§ OBJECTIVE
Copy all the entries word for word, but omit the pictures.

* Start THE RECORDS *

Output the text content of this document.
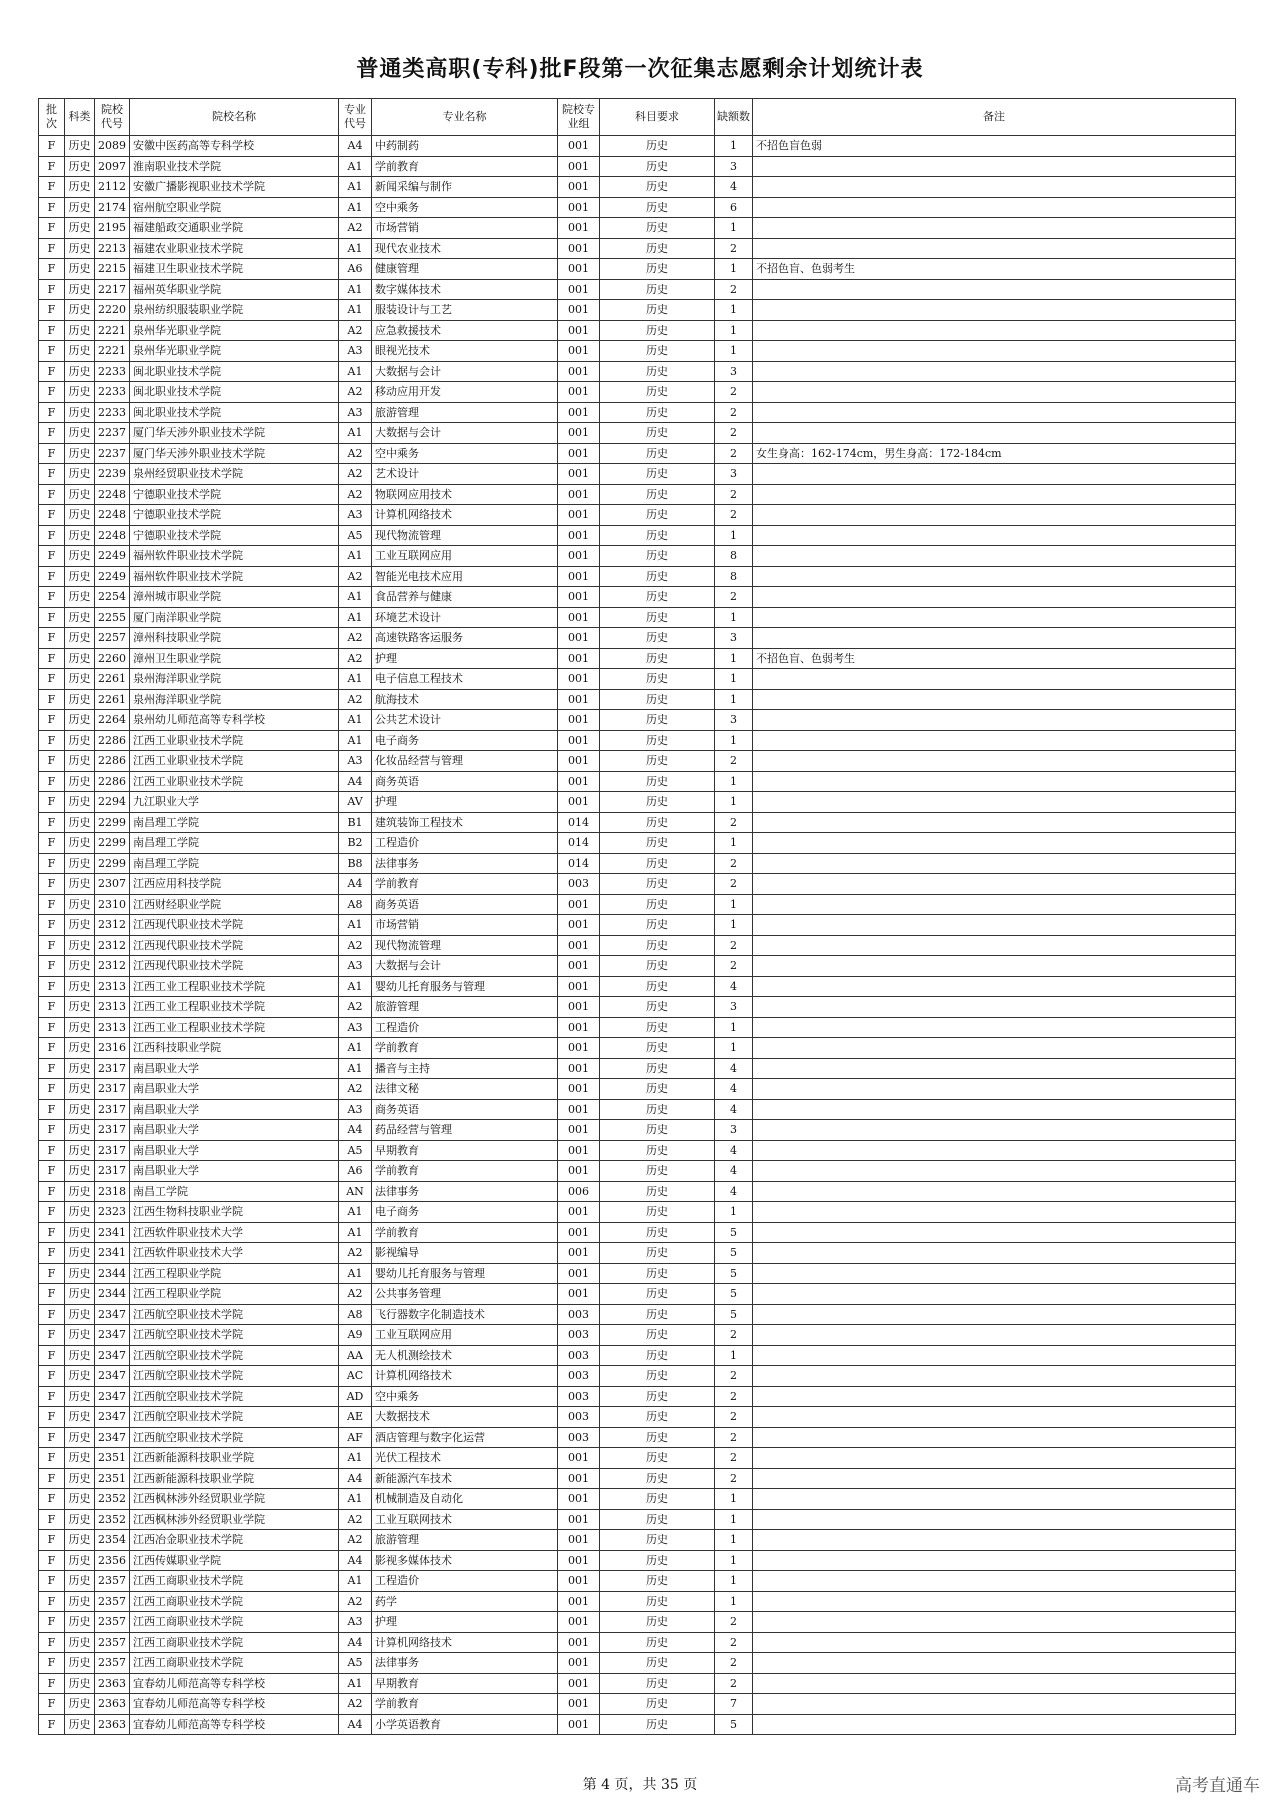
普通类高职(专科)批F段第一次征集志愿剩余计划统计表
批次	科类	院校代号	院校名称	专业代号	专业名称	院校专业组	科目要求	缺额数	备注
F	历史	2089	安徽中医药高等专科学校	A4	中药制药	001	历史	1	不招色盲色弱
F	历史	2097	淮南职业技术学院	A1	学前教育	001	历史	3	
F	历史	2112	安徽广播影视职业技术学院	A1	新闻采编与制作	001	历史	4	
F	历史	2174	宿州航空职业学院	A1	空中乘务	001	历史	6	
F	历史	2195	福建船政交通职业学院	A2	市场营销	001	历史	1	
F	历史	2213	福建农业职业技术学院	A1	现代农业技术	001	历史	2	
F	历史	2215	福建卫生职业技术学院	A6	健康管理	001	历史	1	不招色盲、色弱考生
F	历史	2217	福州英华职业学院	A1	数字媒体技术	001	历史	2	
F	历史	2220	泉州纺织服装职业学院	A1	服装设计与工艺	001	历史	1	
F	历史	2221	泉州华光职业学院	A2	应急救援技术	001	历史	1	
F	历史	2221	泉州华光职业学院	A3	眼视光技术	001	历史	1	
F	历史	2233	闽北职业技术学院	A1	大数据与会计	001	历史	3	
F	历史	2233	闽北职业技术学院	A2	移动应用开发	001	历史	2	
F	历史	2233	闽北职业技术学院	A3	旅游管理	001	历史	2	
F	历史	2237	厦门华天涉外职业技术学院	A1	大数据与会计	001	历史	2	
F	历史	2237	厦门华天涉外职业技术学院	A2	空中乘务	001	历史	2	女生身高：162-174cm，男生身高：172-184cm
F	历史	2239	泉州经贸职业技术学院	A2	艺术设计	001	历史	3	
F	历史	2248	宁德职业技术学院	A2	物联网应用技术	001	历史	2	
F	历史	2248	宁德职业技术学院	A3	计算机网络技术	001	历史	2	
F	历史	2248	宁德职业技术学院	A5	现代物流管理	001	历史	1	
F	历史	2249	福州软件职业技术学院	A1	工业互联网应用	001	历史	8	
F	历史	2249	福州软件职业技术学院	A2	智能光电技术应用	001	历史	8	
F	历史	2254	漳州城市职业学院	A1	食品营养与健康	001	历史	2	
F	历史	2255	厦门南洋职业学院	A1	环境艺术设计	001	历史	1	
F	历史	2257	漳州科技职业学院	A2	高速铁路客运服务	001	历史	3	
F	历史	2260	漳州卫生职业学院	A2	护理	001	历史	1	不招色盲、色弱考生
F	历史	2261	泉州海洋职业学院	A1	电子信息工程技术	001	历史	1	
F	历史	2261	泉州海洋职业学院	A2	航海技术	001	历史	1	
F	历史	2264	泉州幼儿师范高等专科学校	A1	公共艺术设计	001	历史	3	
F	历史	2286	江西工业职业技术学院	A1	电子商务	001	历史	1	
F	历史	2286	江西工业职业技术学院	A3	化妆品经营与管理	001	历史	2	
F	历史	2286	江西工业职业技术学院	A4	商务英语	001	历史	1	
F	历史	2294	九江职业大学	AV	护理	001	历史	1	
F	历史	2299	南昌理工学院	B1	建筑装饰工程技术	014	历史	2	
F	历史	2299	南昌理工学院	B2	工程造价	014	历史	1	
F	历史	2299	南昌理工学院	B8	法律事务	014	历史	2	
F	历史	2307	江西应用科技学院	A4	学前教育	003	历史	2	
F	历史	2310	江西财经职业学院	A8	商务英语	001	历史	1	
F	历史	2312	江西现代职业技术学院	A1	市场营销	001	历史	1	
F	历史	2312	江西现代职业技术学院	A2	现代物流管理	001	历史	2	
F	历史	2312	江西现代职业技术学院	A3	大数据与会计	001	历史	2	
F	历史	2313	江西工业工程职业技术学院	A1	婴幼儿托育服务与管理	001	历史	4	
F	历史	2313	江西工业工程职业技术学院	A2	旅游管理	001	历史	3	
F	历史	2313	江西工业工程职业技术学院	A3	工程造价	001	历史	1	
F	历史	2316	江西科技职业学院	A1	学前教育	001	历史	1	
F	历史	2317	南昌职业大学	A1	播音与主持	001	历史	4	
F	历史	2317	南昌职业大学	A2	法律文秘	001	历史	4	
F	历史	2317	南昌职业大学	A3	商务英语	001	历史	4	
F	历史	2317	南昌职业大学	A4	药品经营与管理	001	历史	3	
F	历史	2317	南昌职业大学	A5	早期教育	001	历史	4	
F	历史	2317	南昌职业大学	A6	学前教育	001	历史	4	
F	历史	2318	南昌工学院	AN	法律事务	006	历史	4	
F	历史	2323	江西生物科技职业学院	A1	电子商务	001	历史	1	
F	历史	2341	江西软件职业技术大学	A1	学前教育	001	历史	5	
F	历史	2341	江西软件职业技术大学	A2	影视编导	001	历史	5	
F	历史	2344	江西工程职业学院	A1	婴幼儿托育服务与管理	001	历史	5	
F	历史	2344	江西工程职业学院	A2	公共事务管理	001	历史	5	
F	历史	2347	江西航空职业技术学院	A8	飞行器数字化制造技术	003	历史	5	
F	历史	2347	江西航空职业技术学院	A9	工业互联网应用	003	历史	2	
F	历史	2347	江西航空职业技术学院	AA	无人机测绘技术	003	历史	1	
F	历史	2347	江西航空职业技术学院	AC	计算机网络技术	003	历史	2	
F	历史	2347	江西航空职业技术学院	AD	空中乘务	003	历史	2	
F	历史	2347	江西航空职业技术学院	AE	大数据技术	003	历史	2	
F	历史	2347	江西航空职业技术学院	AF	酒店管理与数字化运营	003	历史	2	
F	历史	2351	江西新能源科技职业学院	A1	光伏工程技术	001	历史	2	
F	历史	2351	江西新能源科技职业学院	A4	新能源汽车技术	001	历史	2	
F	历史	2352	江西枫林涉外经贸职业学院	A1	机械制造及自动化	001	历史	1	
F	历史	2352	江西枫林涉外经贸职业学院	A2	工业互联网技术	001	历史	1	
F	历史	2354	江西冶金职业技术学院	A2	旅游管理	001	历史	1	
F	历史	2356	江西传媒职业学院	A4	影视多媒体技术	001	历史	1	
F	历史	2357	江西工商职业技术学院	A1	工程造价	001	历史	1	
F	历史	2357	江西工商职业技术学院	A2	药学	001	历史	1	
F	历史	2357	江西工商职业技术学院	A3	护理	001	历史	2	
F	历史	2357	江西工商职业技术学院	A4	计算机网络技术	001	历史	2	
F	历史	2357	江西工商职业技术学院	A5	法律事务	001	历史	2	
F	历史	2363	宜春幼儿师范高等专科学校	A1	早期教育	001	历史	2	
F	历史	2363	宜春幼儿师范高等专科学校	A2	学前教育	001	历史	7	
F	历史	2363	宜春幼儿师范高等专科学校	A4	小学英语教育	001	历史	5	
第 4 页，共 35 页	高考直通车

* End THE RECORDS *

§ ANSWER FOR THIS EXERCISE
Output the text content of this document.
普通类高职(专科)批F段第一次征集志愿剩余计划统计表
批次	科类	院校代号	院校名称	专业代号	专业名称	院校专业组	科目要求	缺额数	备注
F	历史	2089	安徽中医药高等专科学校	A4	中药制药	001	历史	1	不招色盲色弱
F	历史	2097	淮南职业技术学院	A1	学前教育	001	历史	3	
F	历史	2112	安徽广播影视职业技术学院	A1	新闻采编与制作	001	历史	4	
F	历史	2174	宿州航空职业学院	A1	空中乘务	001	历史	6	
F	历史	2195	福建船政交通职业学院	A2	市场营销	001	历史	1	
F	历史	2213	福建农业职业技术学院	A1	现代农业技术	001	历史	2	
F	历史	2215	福建卫生职业技术学院	A6	健康管理	001	历史	1	不招色盲、色弱考生
F	历史	2217	福州英华职业学院	A1	数字媒体技术	001	历史	2	
F	历史	2220	泉州纺织服装职业学院	A1	服装设计与工艺	001	历史	1	
F	历史	2221	泉州华光职业学院	A2	应急救援技术	001	历史	1	
F	历史	2221	泉州华光职业学院	A3	眼视光技术	001	历史	1	
F	历史	2233	闽北职业技术学院	A1	大数据与会计	001	历史	3	
F	历史	2233	闽北职业技术学院	A2	移动应用开发	001	历史	2	
F	历史	2233	闽北职业技术学院	A3	旅游管理	001	历史	2	
F	历史	2237	厦门华天涉外职业技术学院	A1	大数据与会计	001	历史	2	
F	历史	2237	厦门华天涉外职业技术学院	A2	空中乘务	001	历史	2	女生身高：162-174cm，男生身高：172-184cm
F	历史	2239	泉州经贸职业技术学院	A2	艺术设计	001	历史	3	
F	历史	2248	宁德职业技术学院	A2	物联网应用技术	001	历史	2	
F	历史	2248	宁德职业技术学院	A3	计算机网络技术	001	历史	2	
F	历史	2248	宁德职业技术学院	A5	现代物流管理	001	历史	1	
F	历史	2249	福州软件职业技术学院	A1	工业互联网应用	001	历史	8	
F	历史	2249	福州软件职业技术学院	A2	智能光电技术应用	001	历史	8	
F	历史	2254	漳州城市职业学院	A1	食品营养与健康	001	历史	2	
F	历史	2255	厦门南洋职业学院	A1	环境艺术设计	001	历史	1	
F	历史	2257	漳州科技职业学院	A2	高速铁路客运服务	001	历史	3	
F	历史	2260	漳州卫生职业学院	A2	护理	001	历史	1	不招色盲、色弱考生
F	历史	2261	泉州海洋职业学院	A1	电子信息工程技术	001	历史	1	
F	历史	2261	泉州海洋职业学院	A2	航海技术	001	历史	1	
F	历史	2264	泉州幼儿师范高等专科学校	A1	公共艺术设计	001	历史	3	
F	历史	2286	江西工业职业技术学院	A1	电子商务	001	历史	1	
F	历史	2286	江西工业职业技术学院	A3	化妆品经营与管理	001	历史	2	
F	历史	2286	江西工业职业技术学院	A4	商务英语	001	历史	1	
F	历史	2294	九江职业大学	AV	护理	001	历史	1	
F	历史	2299	南昌理工学院	B1	建筑装饰工程技术	014	历史	2	
F	历史	2299	南昌理工学院	B2	工程造价	014	历史	1	
F	历史	2299	南昌理工学院	B8	法律事务	014	历史	2	
F	历史	2307	江西应用科技学院	A4	学前教育	003	历史	2	
F	历史	2310	江西财经职业学院	A8	商务英语	001	历史	1	
F	历史	2312	江西现代职业技术学院	A1	市场营销	001	历史	1	
F	历史	2312	江西现代职业技术学院	A2	现代物流管理	001	历史	2	
F	历史	2312	江西现代职业技术学院	A3	大数据与会计	001	历史	2	
F	历史	2313	江西工业工程职业技术学院	A1	婴幼儿托育服务与管理	001	历史	4	
F	历史	2313	江西工业工程职业技术学院	A2	旅游管理	001	历史	3	
F	历史	2313	江西工业工程职业技术学院	A3	工程造价	001	历史	1	
F	历史	2316	江西科技职业学院	A1	学前教育	001	历史	1	
F	历史	2317	南昌职业大学	A1	播音与主持	001	历史	4	
F	历史	2317	南昌职业大学	A2	法律文秘	001	历史	4	
F	历史	2317	南昌职业大学	A3	商务英语	001	历史	4	
F	历史	2317	南昌职业大学	A4	药品经营与管理	001	历史	3	
F	历史	2317	南昌职业大学	A5	早期教育	001	历史	4	
F	历史	2317	南昌职业大学	A6	学前教育	001	历史	4	
F	历史	2318	南昌工学院	AN	法律事务	006	历史	4	
F	历史	2323	江西生物科技职业学院	A1	电子商务	001	历史	1	
F	历史	2341	江西软件职业技术大学	A1	学前教育	001	历史	5	
F	历史	2341	江西软件职业技术大学	A2	影视编导	001	历史	5	
F	历史	2344	江西工程职业学院	A1	婴幼儿托育服务与管理	001	历史	5	
F	历史	2344	江西工程职业学院	A2	公共事务管理	001	历史	5	
F	历史	2347	江西航空职业技术学院	A8	飞行器数字化制造技术	003	历史	5	
F	历史	2347	江西航空职业技术学院	A9	工业互联网应用	003	历史	2	
F	历史	2347	江西航空职业技术学院	AA	无人机测绘技术	003	历史	1	
F	历史	2347	江西航空职业技术学院	AC	计算机网络技术	003	历史	2	
F	历史	2347	江西航空职业技术学院	AD	空中乘务	003	历史	2	
F	历史	2347	江西航空职业技术学院	AE	大数据技术	003	历史	2	
F	历史	2347	江西航空职业技术学院	AF	酒店管理与数字化运营	003	历史	2	
F	历史	2351	江西新能源科技职业学院	A1	光伏工程技术	001	历史	2	
F	历史	2351	江西新能源科技职业学院	A4	新能源汽车技术	001	历史	2	
F	历史	2352	江西枫林涉外经贸职业学院	A1	机械制造及自动化	001	历史	1	
F	历史	2352	江西枫林涉外经贸职业学院	A2	工业互联网技术	001	历史	1	
F	历史	2354	江西冶金职业技术学院	A2	旅游管理	001	历史	1	
F	历史	2356	江西传媒职业学院	A4	影视多媒体技术	001	历史	1	
F	历史	2357	江西工商职业技术学院	A1	工程造价	001	历史	1	
F	历史	2357	江西工商职业技术学院	A2	药学	001	历史	1	
F	历史	2357	江西工商职业技术学院	A3	护理	001	历史	2	
F	历史	2357	江西工商职业技术学院	A4	计算机网络技术	001	历史	2	
F	历史	2357	江西工商职业技术学院	A5	法律事务	001	历史	2	
F	历史	2363	宜春幼儿师范高等专科学校	A1	早期教育	001	历史	2	
F	历史	2363	宜春幼儿师范高等专科学校	A2	学前教育	001	历史	7	
F	历史	2363	宜春幼儿师范高等专科学校	A4	小学英语教育	001	历史	5	
第 4 页，共 35 页	高考直通车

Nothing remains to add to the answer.